Directions: Print every entry word for word, but omit the pictures.

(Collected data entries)
___

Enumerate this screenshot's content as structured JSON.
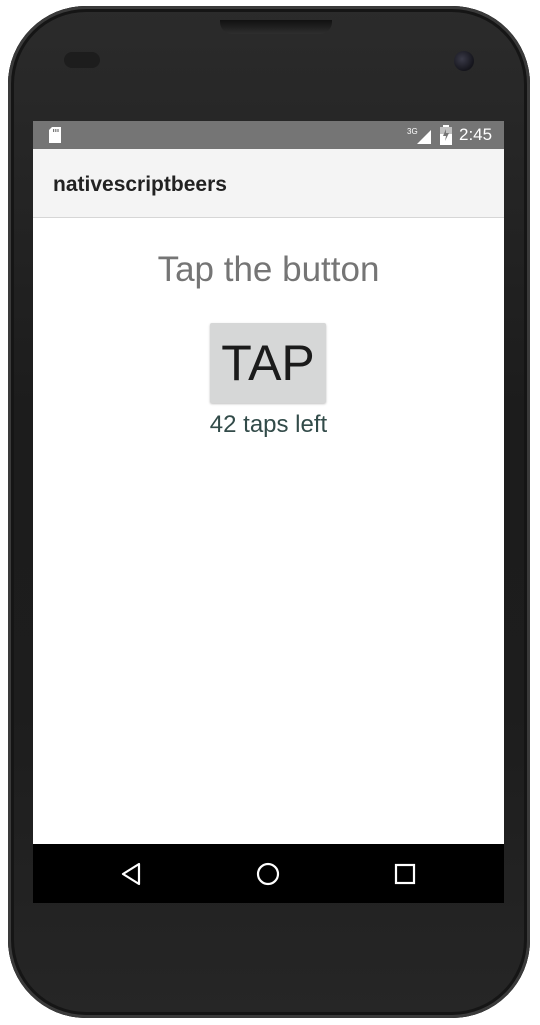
{
  "status_bar": {
    "network": "3G",
    "time": "2:45"
  },
  "action_bar": {
    "title": "nativescriptbeers"
  },
  "main": {
    "headline": "Tap the button",
    "tap_button_label": "TAP",
    "taps_left_text": "42 taps left"
  },
  "nav_bar": {
    "icons": [
      "back-icon",
      "home-icon",
      "recent-apps-icon"
    ]
  },
  "colors": {
    "status_bar": "#757575",
    "action_bar": "#f4f4f4",
    "headline_text": "#757575",
    "button_bg": "#d6d7d7",
    "taps_left_text": "#324b49",
    "nav_bar": "#000000"
  }
}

___

Result:
Enumerate this screenshot's content as structured JSON.
{
  "status_bar": {
    "network": "3G",
    "time": "2:45"
  },
  "action_bar": {
    "title": "nativescriptbeers"
  },
  "main": {
    "headline": "Tap the button",
    "tap_button_label": "TAP",
    "taps_left_text": "42 taps left"
  },
  "nav_bar": {
    "icons": [
      "back-icon",
      "home-icon",
      "recent-apps-icon"
    ]
  },
  "colors": {
    "status_bar": "#757575",
    "action_bar": "#f4f4f4",
    "headline_text": "#757575",
    "button_bg": "#d6d7d7",
    "taps_left_text": "#324b49",
    "nav_bar": "#000000"
  }
}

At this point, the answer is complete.